Problem requirements:
Search the data for the word "XVII". Reproduce every line where it is found.

Listed records:
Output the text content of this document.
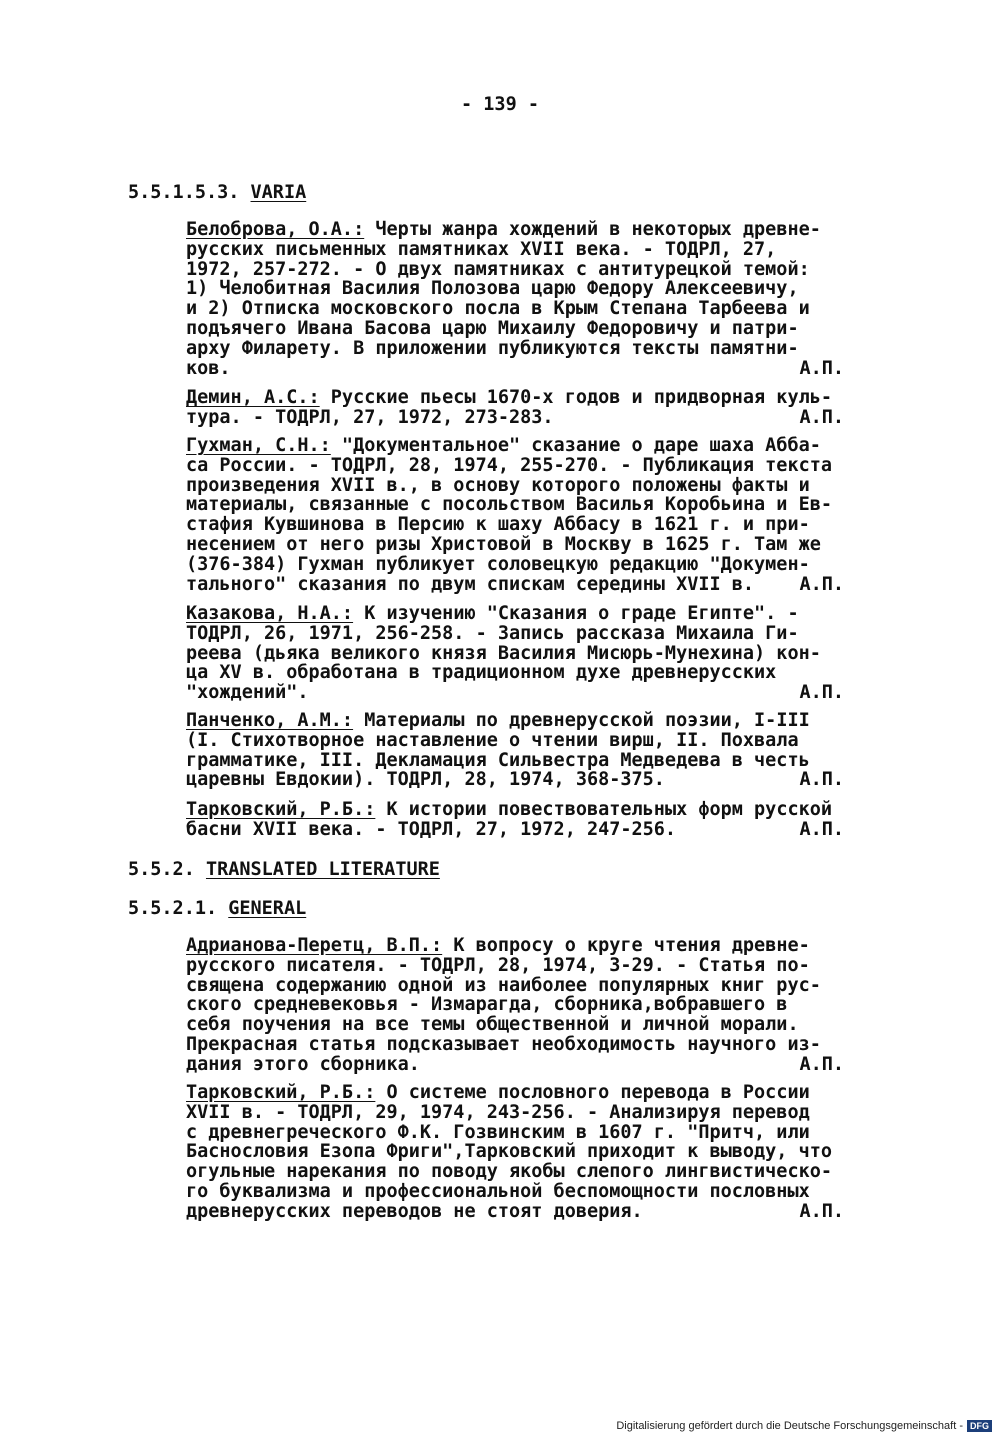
- 139 -
5.5.1.5.3. VARIA
Белоброва, О.А.: Черты жанра хождений в некоторых древне-
русских письменных памятниках XVII века. - ТОДРЛ, 27,
1972, 257-272. - О двух памятниках с антитурецкой темой:
1) Челобитная Василия Полозова царю Федору Алексеевичу,
и 2) Отписка московского посла в Крым Степана Тарбеева и
подъячего Ивана Басова царю Михаилу Федоровичу и патри-
арху Филарету. В приложении публикуются тексты памятни-
ков.	А.П.
Демин, А.С.: Русские пьесы 1670-х годов и придворная куль-
тура. - ТОДРЛ, 27, 1972, 273-283.	А.П.
Гухман, С.Н.: "Документальное" сказание о даре шаха Абба-
са России. - ТОДРЛ, 28, 1974, 255-270. - Публикация текста
произведения XVII в., в основу которого положены факты и
материалы, связанные с посольством Василья Коробьина и Ев-
стафия Кувшинова в Персию к шаху Аббасу в 1621 г. и при-
несением от него ризы Христовой в Москву в 1625 г. Там же
(376-384) Гухман публикует соловецкую редакцию "Докумен-
тального" сказания по двум спискам середины XVII в. А.П.
Казакова, Н.А.: К изучению "Сказания о граде Египте". -
ТОДРЛ, 26, 1971, 256-258. - Запись рассказа Михаила Ги-
реева (дьяка великого князя Василия Мисюрь-Мунехина) кон-
ца XV в. обработана в традиционном духе древнерусских
"хождений".	А.П.
Панченко, А.М.: Материалы по древнерусской поэзии, I-III
(I. Стихотворное наставление о чтении вирш, II. Похвала
грамматике, III. Декламация Сильвестра Медведева в честь
царевны Евдокии). ТОДРЛ, 28, 1974, 368-375.	А.П.
Тарковский, Р.Б.: К истории повествовательных форм русской
басни XVII века. - ТОДРЛ, 27, 1972, 247-256.	А.П.
5.5.2. TRANSLATED LITERATURE
5.5.2.1. GENERAL
Адрианова-Перетц, В.П.: К вопросу о круге чтения древне-
русского писателя. - ТОДРЛ, 28, 1974, 3-29. - Статья по-
священа содержанию одной из наиболее популярных книг рус-
ского средневековья - Измарагда, сборника,вобравшего в
себя поучения на все темы общественной и личной морали.
Прекрасная статья подсказывает необходимость научного из-
дания этого сборника.	А.П.
Тарковский, Р.Б.: О системе пословного перевода в России
XVII в. - ТОДРЛ, 29, 1974, 243-256. - Анализируя перевод
с древнегреческого Ф.К. Гозвинским в 1607 г. "Притч, или
Баснословия Езопа Фриги",Тарковский приходит к выводу, что
огульные нарекания по поводу якобы слепого лингвистическо-
го буквализма и профессиональной беспомощности пословных
древнерусских переводов не стоят доверия.	А.П.
Digitalisierung gefördert durch die Deutsche Forschungsgemeinschaft - DFG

Exercise response:
русских письменных памятниках XVII века. - ТОДРЛ, 27,
произведения XVII в., в основу которого положены факты и
тального" сказания по двум спискам середины XVII в. А.П.
басни XVII века. - ТОДРЛ, 27, 1972, 247-256.	А.П.
XVII в. - ТОДРЛ, 29, 1974, 243-256. - Анализируя перевод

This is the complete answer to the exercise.